Excerpts from a figure dataset:
※

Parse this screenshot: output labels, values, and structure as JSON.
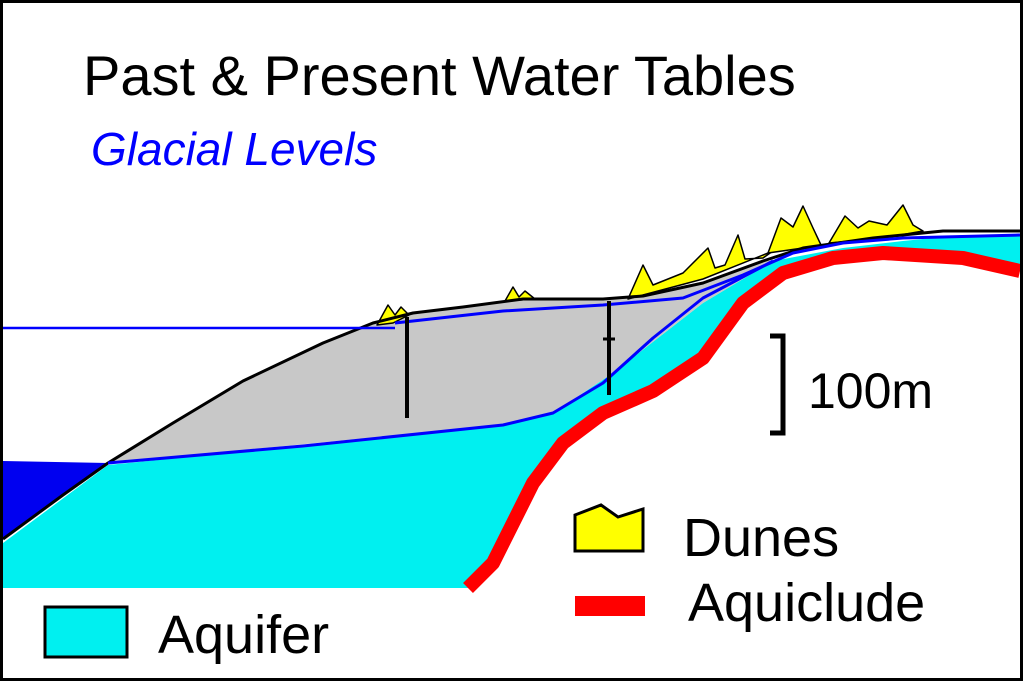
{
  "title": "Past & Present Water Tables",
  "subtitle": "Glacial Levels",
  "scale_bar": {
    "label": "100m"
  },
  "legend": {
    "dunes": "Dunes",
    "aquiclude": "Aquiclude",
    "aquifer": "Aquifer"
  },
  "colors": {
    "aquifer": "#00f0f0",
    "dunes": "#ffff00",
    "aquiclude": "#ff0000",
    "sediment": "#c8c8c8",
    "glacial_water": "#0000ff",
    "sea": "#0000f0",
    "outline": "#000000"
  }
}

※

REQUIREMENT:
Without the pictures, copy the material exactly as given.

RESPONSE:
Parse this screenshot: output labels, values, and structure as JSON.
{
  "title": "Past & Present Water Tables",
  "subtitle": "Glacial Levels",
  "scale_bar": {
    "label": "100m"
  },
  "legend": {
    "dunes": "Dunes",
    "aquiclude": "Aquiclude",
    "aquifer": "Aquifer"
  },
  "colors": {
    "aquifer": "#00f0f0",
    "dunes": "#ffff00",
    "aquiclude": "#ff0000",
    "sediment": "#c8c8c8",
    "glacial_water": "#0000ff",
    "sea": "#0000f0",
    "outline": "#000000"
  }
}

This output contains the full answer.